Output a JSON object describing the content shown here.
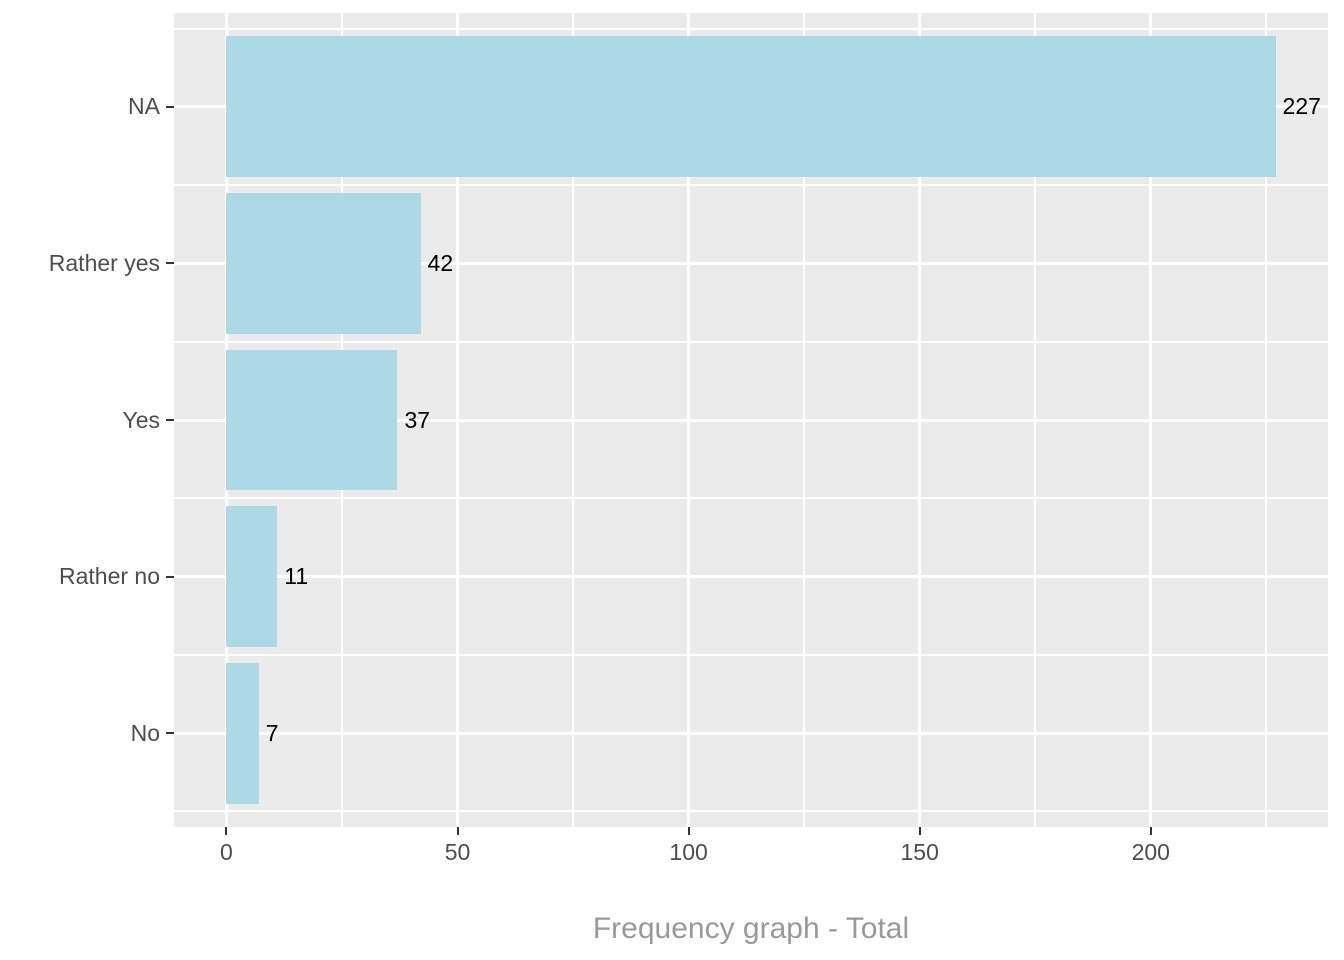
{
  "chart_data": {
    "type": "bar",
    "orientation": "horizontal",
    "title": "",
    "xlabel": "Frequency graph - Total",
    "ylabel": "",
    "categories": [
      "NA",
      "Rather yes",
      "Yes",
      "Rather no",
      "No"
    ],
    "values": [
      227,
      42,
      37,
      11,
      7
    ],
    "bar_labels": [
      "227",
      "42",
      "37",
      "11",
      "7"
    ],
    "x_ticks": [
      0,
      50,
      100,
      150,
      200
    ],
    "x_tick_labels": [
      "0",
      "50",
      "100",
      "150",
      "200"
    ],
    "x_minor_ticks": [
      25,
      75,
      125,
      175,
      225
    ],
    "xlim": [
      -11.35,
      238.35
    ],
    "bar_width_fraction": 0.9,
    "legend": "none",
    "grid": "on",
    "colors": {
      "bar_fill": "#ADD8E6",
      "panel_background": "#EBEBEB",
      "gridline": "#FFFFFF",
      "axis_text": "#4D4D4D",
      "tick_mark": "#333333",
      "bar_label_text": "#000000",
      "title_text": "#999999",
      "page_background": "#FFFFFF"
    }
  }
}
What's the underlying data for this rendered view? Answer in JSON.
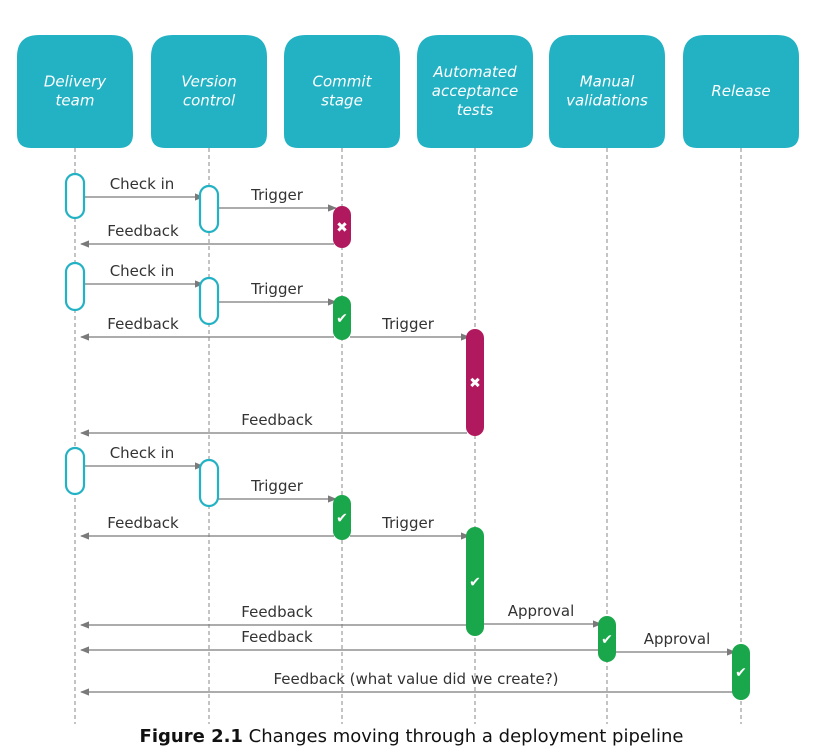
{
  "lanes": [
    {
      "id": "delivery",
      "lines": [
        "Delivery",
        "team"
      ]
    },
    {
      "id": "version",
      "lines": [
        "Version",
        "control"
      ]
    },
    {
      "id": "commit",
      "lines": [
        "Commit",
        "stage"
      ]
    },
    {
      "id": "acceptance",
      "lines": [
        "Automated",
        "acceptance",
        "tests"
      ]
    },
    {
      "id": "manual",
      "lines": [
        "Manual",
        "validations"
      ]
    },
    {
      "id": "release",
      "lines": [
        "Release"
      ]
    }
  ],
  "messages": [
    {
      "from": "delivery",
      "to": "version",
      "label": "Check in"
    },
    {
      "from": "version",
      "to": "commit",
      "label": "Trigger"
    },
    {
      "from": "commit",
      "to": "delivery",
      "label": "Feedback"
    },
    {
      "from": "delivery",
      "to": "version",
      "label": "Check in"
    },
    {
      "from": "version",
      "to": "commit",
      "label": "Trigger"
    },
    {
      "from": "commit",
      "to": "delivery",
      "label": "Feedback"
    },
    {
      "from": "commit",
      "to": "acceptance",
      "label": "Trigger"
    },
    {
      "from": "acceptance",
      "to": "delivery",
      "label": "Feedback"
    },
    {
      "from": "delivery",
      "to": "version",
      "label": "Check in"
    },
    {
      "from": "version",
      "to": "commit",
      "label": "Trigger"
    },
    {
      "from": "commit",
      "to": "delivery",
      "label": "Feedback"
    },
    {
      "from": "commit",
      "to": "acceptance",
      "label": "Trigger"
    },
    {
      "from": "acceptance",
      "to": "delivery",
      "label": "Feedback"
    },
    {
      "from": "acceptance",
      "to": "manual",
      "label": "Approval"
    },
    {
      "from": "manual",
      "to": "delivery",
      "label": "Feedback"
    },
    {
      "from": "manual",
      "to": "release",
      "label": "Approval"
    },
    {
      "from": "release",
      "to": "delivery",
      "label": "Feedback (what value did we create?)"
    }
  ],
  "activations": [
    {
      "lane": "delivery",
      "status": "open"
    },
    {
      "lane": "version",
      "status": "open"
    },
    {
      "lane": "commit",
      "status": "fail"
    },
    {
      "lane": "delivery",
      "status": "open"
    },
    {
      "lane": "version",
      "status": "open"
    },
    {
      "lane": "commit",
      "status": "pass"
    },
    {
      "lane": "acceptance",
      "status": "fail"
    },
    {
      "lane": "delivery",
      "status": "open"
    },
    {
      "lane": "version",
      "status": "open"
    },
    {
      "lane": "commit",
      "status": "pass"
    },
    {
      "lane": "acceptance",
      "status": "pass"
    },
    {
      "lane": "manual",
      "status": "pass"
    },
    {
      "lane": "release",
      "status": "pass"
    }
  ],
  "icons": {
    "pass": "✔",
    "fail": "✖"
  },
  "colors": {
    "header": "#22b2c4",
    "fail": "#b0195d",
    "pass": "#1aa64b",
    "arrow": "#7a7a7a"
  },
  "caption": {
    "prefix": "Figure 2.1",
    "text": " Changes moving through a deployment pipeline"
  }
}
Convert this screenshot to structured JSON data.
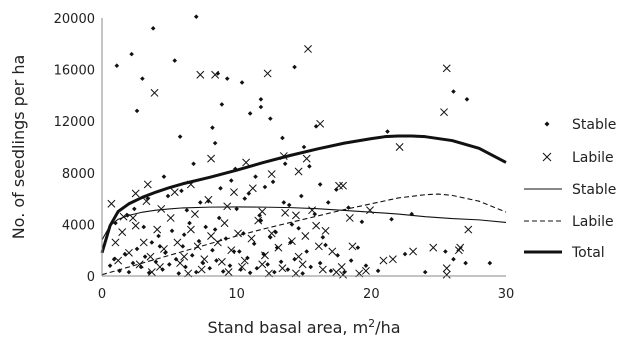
{
  "chart_data": {
    "type": "scatter",
    "xlabel": "Stand basal area, m²/ha",
    "ylabel": "No. of seedlings per ha",
    "xlim": [
      0,
      30
    ],
    "ylim": [
      0,
      20000
    ],
    "x_ticks": [
      "0",
      "10",
      "20",
      "30"
    ],
    "y_ticks": [
      "0",
      "4000",
      "8000",
      "12000",
      "16000",
      "20000"
    ],
    "legend_position": "right",
    "grid": false,
    "series": [
      {
        "name": "Stable",
        "kind": "points",
        "marker": "diamond",
        "color": "#111111",
        "points": [
          [
            1.1,
            16300
          ],
          [
            2.2,
            17200
          ],
          [
            3.0,
            15300
          ],
          [
            3.8,
            19200
          ],
          [
            5.4,
            16700
          ],
          [
            7.0,
            20100
          ],
          [
            8.6,
            15700
          ],
          [
            9.3,
            15300
          ],
          [
            10.4,
            15000
          ],
          [
            14.3,
            16200
          ],
          [
            2.6,
            12800
          ],
          [
            5.8,
            10800
          ],
          [
            8.2,
            11500
          ],
          [
            8.9,
            13300
          ],
          [
            11.0,
            12600
          ],
          [
            11.8,
            13700
          ],
          [
            12.5,
            12200
          ],
          [
            13.4,
            10700
          ],
          [
            15.0,
            10000
          ],
          [
            8.4,
            10300
          ],
          [
            15.9,
            11600
          ],
          [
            21.2,
            11200
          ],
          [
            27.1,
            13700
          ],
          [
            26.1,
            14300
          ],
          [
            11.8,
            13100
          ],
          [
            0.6,
            800
          ],
          [
            0.9,
            1300
          ],
          [
            1.3,
            400
          ],
          [
            1.7,
            1700
          ],
          [
            2.0,
            300
          ],
          [
            2.3,
            1000
          ],
          [
            2.6,
            2100
          ],
          [
            2.9,
            700
          ],
          [
            3.2,
            1500
          ],
          [
            3.5,
            250
          ],
          [
            3.7,
            2600
          ],
          [
            4.0,
            1100
          ],
          [
            4.2,
            3100
          ],
          [
            4.5,
            500
          ],
          [
            4.7,
            1800
          ],
          [
            5.0,
            900
          ],
          [
            5.2,
            3500
          ],
          [
            5.5,
            1300
          ],
          [
            5.7,
            200
          ],
          [
            6.0,
            2300
          ],
          [
            6.2,
            700
          ],
          [
            6.5,
            4100
          ],
          [
            6.7,
            1600
          ],
          [
            7.0,
            300
          ],
          [
            7.2,
            2700
          ],
          [
            7.5,
            1000
          ],
          [
            7.7,
            3800
          ],
          [
            8.0,
            600
          ],
          [
            8.2,
            2000
          ],
          [
            8.5,
            1200
          ],
          [
            8.7,
            4500
          ],
          [
            9.0,
            350
          ],
          [
            9.2,
            2900
          ],
          [
            9.5,
            800
          ],
          [
            9.8,
            1900
          ],
          [
            10.0,
            5200
          ],
          [
            10.3,
            500
          ],
          [
            10.5,
            3300
          ],
          [
            10.8,
            1400
          ],
          [
            11.0,
            250
          ],
          [
            11.3,
            2500
          ],
          [
            11.5,
            600
          ],
          [
            11.8,
            4300
          ],
          [
            12.0,
            1700
          ],
          [
            12.3,
            900
          ],
          [
            12.5,
            3000
          ],
          [
            12.8,
            300
          ],
          [
            13.0,
            2200
          ],
          [
            13.3,
            1100
          ],
          [
            13.5,
            5700
          ],
          [
            13.8,
            500
          ],
          [
            14.0,
            2600
          ],
          [
            14.3,
            1300
          ],
          [
            14.6,
            3700
          ],
          [
            14.9,
            200
          ],
          [
            15.2,
            1900
          ],
          [
            15.5,
            700
          ],
          [
            15.8,
            4800
          ],
          [
            16.2,
            1000
          ],
          [
            16.6,
            2400
          ],
          [
            17.0,
            400
          ],
          [
            17.5,
            1600
          ],
          [
            18.0,
            300
          ],
          [
            18.5,
            1200
          ],
          [
            19.0,
            2200
          ],
          [
            19.6,
            800
          ],
          [
            20.5,
            400
          ],
          [
            21.5,
            4400
          ],
          [
            22.5,
            1700
          ],
          [
            24.0,
            300
          ],
          [
            25.5,
            1900
          ],
          [
            27.0,
            1000
          ],
          [
            28.8,
            1000
          ],
          [
            3.4,
            6000
          ],
          [
            4.6,
            7700
          ],
          [
            5.9,
            6600
          ],
          [
            7.3,
            5700
          ],
          [
            9.6,
            7400
          ],
          [
            10.9,
            6400
          ],
          [
            12.7,
            7300
          ],
          [
            14.8,
            6200
          ],
          [
            16.2,
            7100
          ],
          [
            17.4,
            6700
          ],
          [
            13.6,
            8700
          ],
          [
            6.8,
            8700
          ],
          [
            1.9,
            4700
          ],
          [
            1.0,
            4100
          ],
          [
            2.4,
            5200
          ],
          [
            4.9,
            6200
          ],
          [
            6.3,
            5100
          ],
          [
            8.8,
            6800
          ],
          [
            11.4,
            7700
          ],
          [
            13.9,
            5500
          ],
          [
            16.8,
            5700
          ],
          [
            9.9,
            8300
          ],
          [
            3.1,
            3800
          ],
          [
            12.1,
            6900
          ],
          [
            15.4,
            8500
          ],
          [
            7.9,
            5800
          ],
          [
            10.6,
            6000
          ],
          [
            18.3,
            5300
          ],
          [
            23.0,
            4800
          ],
          [
            26.1,
            1300
          ],
          [
            6.1,
            3200
          ],
          [
            11.7,
            4700
          ],
          [
            14.1,
            4000
          ],
          [
            4.3,
            2300
          ],
          [
            8.4,
            3600
          ],
          [
            10.2,
            1900
          ],
          [
            12.9,
            3400
          ],
          [
            16.4,
            3000
          ],
          [
            19.3,
            4200
          ]
        ]
      },
      {
        "name": "Labile",
        "kind": "points",
        "marker": "x",
        "color": "#111111",
        "points": [
          [
            0.7,
            5600
          ],
          [
            1.6,
            4600
          ],
          [
            2.5,
            6400
          ],
          [
            3.4,
            7100
          ],
          [
            3.9,
            14200
          ],
          [
            7.3,
            15600
          ],
          [
            8.4,
            15600
          ],
          [
            15.3,
            17600
          ],
          [
            12.3,
            15700
          ],
          [
            8.1,
            9100
          ],
          [
            10.7,
            8800
          ],
          [
            13.5,
            9300
          ],
          [
            15.2,
            9100
          ],
          [
            16.2,
            11800
          ],
          [
            14.6,
            8100
          ],
          [
            22.1,
            10000
          ],
          [
            25.6,
            16100
          ],
          [
            25.4,
            12700
          ],
          [
            11.2,
            6800
          ],
          [
            12.6,
            7900
          ],
          [
            6.6,
            7100
          ],
          [
            9.8,
            6500
          ],
          [
            17.6,
            7000
          ],
          [
            19.9,
            5100
          ],
          [
            17.9,
            7000
          ],
          [
            27.2,
            3600
          ],
          [
            24.6,
            2200
          ],
          [
            26.5,
            2000
          ],
          [
            1.0,
            2600
          ],
          [
            1.5,
            3400
          ],
          [
            2.0,
            1800
          ],
          [
            2.5,
            3900
          ],
          [
            3.1,
            2600
          ],
          [
            3.6,
            1500
          ],
          [
            4.1,
            3600
          ],
          [
            4.6,
            2100
          ],
          [
            5.1,
            4500
          ],
          [
            5.6,
            2600
          ],
          [
            6.1,
            1500
          ],
          [
            6.6,
            3600
          ],
          [
            7.1,
            2300
          ],
          [
            7.6,
            1300
          ],
          [
            8.1,
            3100
          ],
          [
            8.6,
            2600
          ],
          [
            9.1,
            4100
          ],
          [
            9.6,
            2000
          ],
          [
            10.1,
            3300
          ],
          [
            10.6,
            1200
          ],
          [
            11.1,
            2900
          ],
          [
            11.6,
            4300
          ],
          [
            12.1,
            1600
          ],
          [
            12.6,
            3300
          ],
          [
            13.1,
            2200
          ],
          [
            13.6,
            4900
          ],
          [
            14.1,
            2700
          ],
          [
            14.6,
            1500
          ],
          [
            15.1,
            3100
          ],
          [
            15.6,
            5100
          ],
          [
            16.1,
            2300
          ],
          [
            16.6,
            3500
          ],
          [
            17.1,
            1900
          ],
          [
            17.8,
            700
          ],
          [
            18.6,
            2300
          ],
          [
            19.6,
            400
          ],
          [
            20.9,
            1200
          ],
          [
            21.6,
            1300
          ],
          [
            23.1,
            1900
          ],
          [
            25.6,
            600
          ],
          [
            25.6,
            100
          ],
          [
            26.6,
            2200
          ],
          [
            1.2,
            1200
          ],
          [
            2.8,
            900
          ],
          [
            4.3,
            700
          ],
          [
            5.8,
            1000
          ],
          [
            7.4,
            500
          ],
          [
            8.9,
            1100
          ],
          [
            10.4,
            700
          ],
          [
            11.9,
            900
          ],
          [
            13.4,
            600
          ],
          [
            14.9,
            900
          ],
          [
            16.4,
            500
          ],
          [
            17.9,
            100
          ],
          [
            19.1,
            200
          ],
          [
            2.3,
            4500
          ],
          [
            4.4,
            5200
          ],
          [
            6.9,
            4800
          ],
          [
            9.3,
            5400
          ],
          [
            11.9,
            5000
          ],
          [
            14.4,
            4700
          ],
          [
            15.9,
            3900
          ],
          [
            3.3,
            5800
          ],
          [
            5.4,
            6500
          ],
          [
            7.9,
            5900
          ],
          [
            18.4,
            4500
          ],
          [
            3.7,
            300
          ],
          [
            6.4,
            200
          ],
          [
            9.4,
            300
          ],
          [
            12.4,
            200
          ],
          [
            14.4,
            200
          ],
          [
            17.4,
            300
          ]
        ]
      },
      {
        "name": "Stable",
        "kind": "line",
        "style": "thin-solid",
        "color": "#111111",
        "points": [
          [
            0,
            2800
          ],
          [
            0.6,
            3900
          ],
          [
            1.2,
            4400
          ],
          [
            2,
            4700
          ],
          [
            3,
            4950
          ],
          [
            4,
            5100
          ],
          [
            5,
            5200
          ],
          [
            6,
            5280
          ],
          [
            8,
            5340
          ],
          [
            10,
            5350
          ],
          [
            12,
            5340
          ],
          [
            14,
            5300
          ],
          [
            16,
            5220
          ],
          [
            18,
            5080
          ],
          [
            20,
            4950
          ],
          [
            22,
            4800
          ],
          [
            24,
            4600
          ],
          [
            26,
            4450
          ],
          [
            28,
            4350
          ],
          [
            30,
            4150
          ]
        ]
      },
      {
        "name": "Labile",
        "kind": "line",
        "style": "dashed",
        "color": "#111111",
        "points": [
          [
            0,
            100
          ],
          [
            2,
            700
          ],
          [
            4,
            1300
          ],
          [
            6,
            1900
          ],
          [
            8,
            2500
          ],
          [
            10,
            3100
          ],
          [
            12,
            3650
          ],
          [
            14,
            4150
          ],
          [
            16,
            4650
          ],
          [
            18,
            5150
          ],
          [
            20,
            5600
          ],
          [
            22,
            6050
          ],
          [
            24,
            6300
          ],
          [
            25,
            6350
          ],
          [
            26,
            6250
          ],
          [
            28,
            5800
          ],
          [
            30,
            4950
          ]
        ]
      },
      {
        "name": "Total",
        "kind": "line",
        "style": "thick-solid",
        "color": "#111111",
        "points": [
          [
            0,
            1800
          ],
          [
            0.6,
            3900
          ],
          [
            1.2,
            5000
          ],
          [
            2,
            5600
          ],
          [
            3,
            6100
          ],
          [
            4,
            6500
          ],
          [
            5,
            6850
          ],
          [
            6,
            7150
          ],
          [
            8,
            7650
          ],
          [
            10,
            8200
          ],
          [
            12,
            8800
          ],
          [
            14,
            9350
          ],
          [
            16,
            9850
          ],
          [
            18,
            10300
          ],
          [
            20,
            10650
          ],
          [
            21,
            10800
          ],
          [
            22,
            10850
          ],
          [
            23,
            10850
          ],
          [
            24,
            10800
          ],
          [
            26,
            10500
          ],
          [
            28,
            9900
          ],
          [
            30,
            8800
          ]
        ]
      }
    ]
  }
}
* * * *
◆ **Direction**
Where a line above includes "ylabel", copy that line.

◆ **Problem solution**
    "ylabel": "",
    "ylabel": "No. of seedlings per ha",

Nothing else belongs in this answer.